*** TEXTO FORNECIDO

Conforme o Jornal da Cidade informou em primeira mão na última terça-feira (24), no início do mês de maio, o OSB – Observatório Social do Brasil – núcleo Pará de Minas protocolou um ofício na Promotoria de Justiça do Ministério Público denunciando o repasse para um instituto que afirmava prestar serviços hospitalares. A entidade só não recebeu mais uma grande quantia por problemas de documentação.

O que mais chama a atenção é que o Instituto, denominado de Hotfe, em seu registro e alvará de 2020, afirmava estar sediado no Hospital Nossa Senhora da Conceição, situação que foi desmentida pelo provedor da entidade de saúde, Maurício Jardim.

No ofício encaminhado para o MP pelo OSB, outra situação que também levou à desconfiança foi que o Instituto Hotfe recebeu no mesmo dia de solicitação o alvará sanitário por parte da Prefeitura sem ao menos nenhuma equipe ter ido ao local para analisar as condições para funcionamento.

A denúncia feita pela OSB também foi feita à Câmara, que já começou a ouvir os primeiros envolvidos, inclusive pessoas que estavam cargos no HNSC e na área da saúde da Prefeitura, em 2019, ano dos fatos, como confirma o presidente da Comissão de Saúde do Legislativo, Carlos Roberto Lázaro (PODEMOS):

Clique e ouça Carlos Lázaro

Segundo Carlos Lázaro, após a conclusão sobre o caso, todo o material produzido será repassado para o Ministério Público de Minas Gerais (MPMG). O vereador informou que a comissão ainda não conseguiu localizar o representante do Instituto Hotfe que teria sede em Belo Horizonte, apesar que em outro documento estava constando que o endereço da entidade era o mesmo do HNSC. Um médico pará-minense seria membro da diretoria desse instituto:

Clique e ouça Carlos Lázaro

Nossa reportagem novamente tentou contato via telefone com o responsável pela entidade, porém nenhuma de nossas chamadas foram atendidas.

Já a Prefeitura de Pará de Minas, que na época fazia intervenção administrativa no Hospital Nossa Senhora da Conceição, ainda não se manifestou sobre os motivos que levaram o setor fiscal do poder Executivo municipal liberar um alvará com tanta rapidez no mesmo dia de solicitação do documento ao Instituto. O Ministério Público ainda não emitiu parecer.

******
*** DADOS EXTRAÍDOS

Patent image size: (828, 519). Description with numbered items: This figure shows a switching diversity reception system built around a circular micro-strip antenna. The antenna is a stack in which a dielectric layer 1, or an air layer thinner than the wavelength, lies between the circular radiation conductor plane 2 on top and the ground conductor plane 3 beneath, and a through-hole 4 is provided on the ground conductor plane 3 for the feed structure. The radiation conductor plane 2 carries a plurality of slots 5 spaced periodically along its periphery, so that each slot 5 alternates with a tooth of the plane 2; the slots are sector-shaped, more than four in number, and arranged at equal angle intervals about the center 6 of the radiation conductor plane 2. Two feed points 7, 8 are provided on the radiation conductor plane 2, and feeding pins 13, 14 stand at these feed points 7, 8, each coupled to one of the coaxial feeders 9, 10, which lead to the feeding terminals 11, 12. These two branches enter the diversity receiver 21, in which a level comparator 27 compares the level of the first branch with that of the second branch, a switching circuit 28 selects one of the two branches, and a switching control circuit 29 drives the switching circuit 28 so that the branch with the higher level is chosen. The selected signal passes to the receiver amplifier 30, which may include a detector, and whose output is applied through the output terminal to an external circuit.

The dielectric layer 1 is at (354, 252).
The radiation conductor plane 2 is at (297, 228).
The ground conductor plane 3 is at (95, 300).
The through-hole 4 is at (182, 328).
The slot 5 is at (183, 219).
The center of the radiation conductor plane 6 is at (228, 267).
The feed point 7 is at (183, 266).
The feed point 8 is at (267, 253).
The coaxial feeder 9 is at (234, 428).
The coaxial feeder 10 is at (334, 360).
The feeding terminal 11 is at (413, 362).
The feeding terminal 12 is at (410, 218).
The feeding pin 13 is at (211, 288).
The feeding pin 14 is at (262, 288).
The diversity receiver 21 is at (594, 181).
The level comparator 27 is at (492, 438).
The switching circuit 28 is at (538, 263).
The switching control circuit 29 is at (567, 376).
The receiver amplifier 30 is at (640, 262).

******

[ENUNCIADO DA TAREFA]
Liste todas as siglas da notícia sobre o Instituto Hotfe cujo nome completo também aparece no texto, indicando ao lado de cada uma esse nome por extenso.

[RESOLUÇÃO]
OSB: Observatório Social do Brasil
MP: Ministério Público
HNSC: Hospital Nossa Senhora da Conceição
MPMG: Ministério Público de Minas Gerais